[BEGIN Stored records]

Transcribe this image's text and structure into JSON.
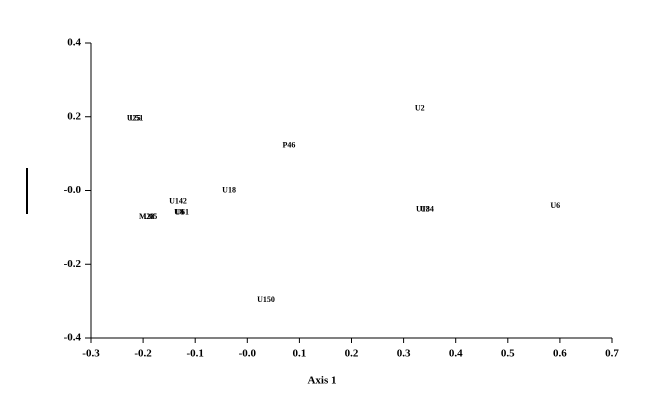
{
  "chart_data": {
    "type": "scatter",
    "x_label": "Axis 1",
    "labels": [
      "U25",
      "U51",
      "U2",
      "P46",
      "U18",
      "U142",
      "U8",
      "U61",
      "M28",
      "U05",
      "U13",
      "U84",
      "U6",
      "U150"
    ],
    "x": [
      -0.218,
      -0.213,
      0.331,
      0.08,
      -0.035,
      -0.133,
      -0.131,
      -0.125,
      -0.193,
      -0.186,
      0.337,
      0.345,
      0.591,
      0.036
    ],
    "values": [
      0.195,
      0.195,
      0.222,
      0.122,
      0.0,
      -0.03,
      -0.06,
      -0.06,
      -0.073,
      -0.073,
      -0.052,
      -0.052,
      -0.043,
      -0.298
    ],
    "xlim": [
      -0.3,
      0.7
    ],
    "xticks": [
      -0.3,
      -0.2,
      -0.1,
      {
        "value": 0,
        "label": "-0.0"
      },
      0.1,
      0.2,
      0.3,
      0.4,
      0.5,
      0.6,
      0.7
    ],
    "ylim": [
      -0.4,
      0.4
    ],
    "yticks": [
      -0.4,
      -0.2,
      {
        "value": 0,
        "label": "-0.0"
      },
      0.2,
      0.4
    ]
  }
}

[END Stored records]

◆ Exercise
Each record must be quoted in full and exactly. Do not include the pictures.

◆ Full response
Transcribe this image's text and structure into JSON.
{
  "chart_data": {
    "type": "scatter",
    "x_label": "Axis 1",
    "labels": [
      "U25",
      "U51",
      "U2",
      "P46",
      "U18",
      "U142",
      "U8",
      "U61",
      "M28",
      "U05",
      "U13",
      "U84",
      "U6",
      "U150"
    ],
    "x": [
      -0.218,
      -0.213,
      0.331,
      0.08,
      -0.035,
      -0.133,
      -0.131,
      -0.125,
      -0.193,
      -0.186,
      0.337,
      0.345,
      0.591,
      0.036
    ],
    "values": [
      0.195,
      0.195,
      0.222,
      0.122,
      0.0,
      -0.03,
      -0.06,
      -0.06,
      -0.073,
      -0.073,
      -0.052,
      -0.052,
      -0.043,
      -0.298
    ],
    "xlim": [
      -0.3,
      0.7
    ],
    "xticks": [
      -0.3,
      -0.2,
      -0.1,
      {
        "value": 0,
        "label": "-0.0"
      },
      0.1,
      0.2,
      0.3,
      0.4,
      0.5,
      0.6,
      0.7
    ],
    "ylim": [
      -0.4,
      0.4
    ],
    "yticks": [
      -0.4,
      -0.2,
      {
        "value": 0,
        "label": "-0.0"
      },
      0.2,
      0.4
    ]
  }
}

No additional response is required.